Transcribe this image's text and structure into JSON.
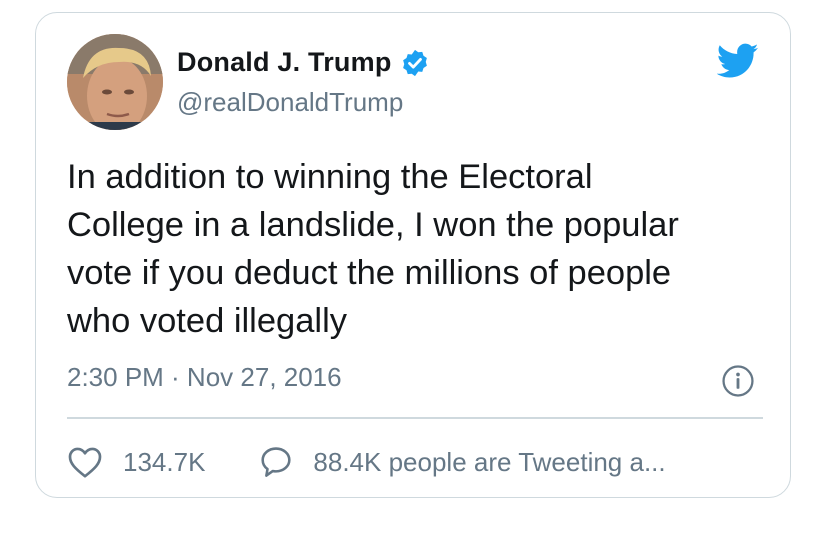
{
  "tweet": {
    "display_name": "Donald J. Trump",
    "handle": "@realDonaldTrump",
    "verified": true,
    "text": "In addition to winning the Electoral\nCollege in a landslide, I won the popular\nvote if you deduct the millions of people\nwho voted illegally",
    "timestamp": "2:30 PM · Nov 27, 2016",
    "likes": "134.7K",
    "tweeting_text": "88.4K people are Tweeting a..."
  },
  "icons": {
    "brand": "twitter-bird-icon",
    "verified": "verified-badge-icon",
    "info": "info-icon",
    "like": "heart-icon",
    "reply": "speech-bubble-icon"
  },
  "colors": {
    "accent": "#1da1f2",
    "text": "#14171a",
    "secondary": "#657786",
    "border": "#cfd9de"
  }
}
____
# What to produce
Every record gets retyped exactly; no picture goes into the copy.

# Written solution
Transcribe this image's text and structure into JSON.
{
  "tweet": {
    "display_name": "Donald J. Trump",
    "handle": "@realDonaldTrump",
    "verified": true,
    "text": "In addition to winning the Electoral\nCollege in a landslide, I won the popular\nvote if you deduct the millions of people\nwho voted illegally",
    "timestamp": "2:30 PM · Nov 27, 2016",
    "likes": "134.7K",
    "tweeting_text": "88.4K people are Tweeting a..."
  },
  "icons": {
    "brand": "twitter-bird-icon",
    "verified": "verified-badge-icon",
    "info": "info-icon",
    "like": "heart-icon",
    "reply": "speech-bubble-icon"
  },
  "colors": {
    "accent": "#1da1f2",
    "text": "#14171a",
    "secondary": "#657786",
    "border": "#cfd9de"
  }
}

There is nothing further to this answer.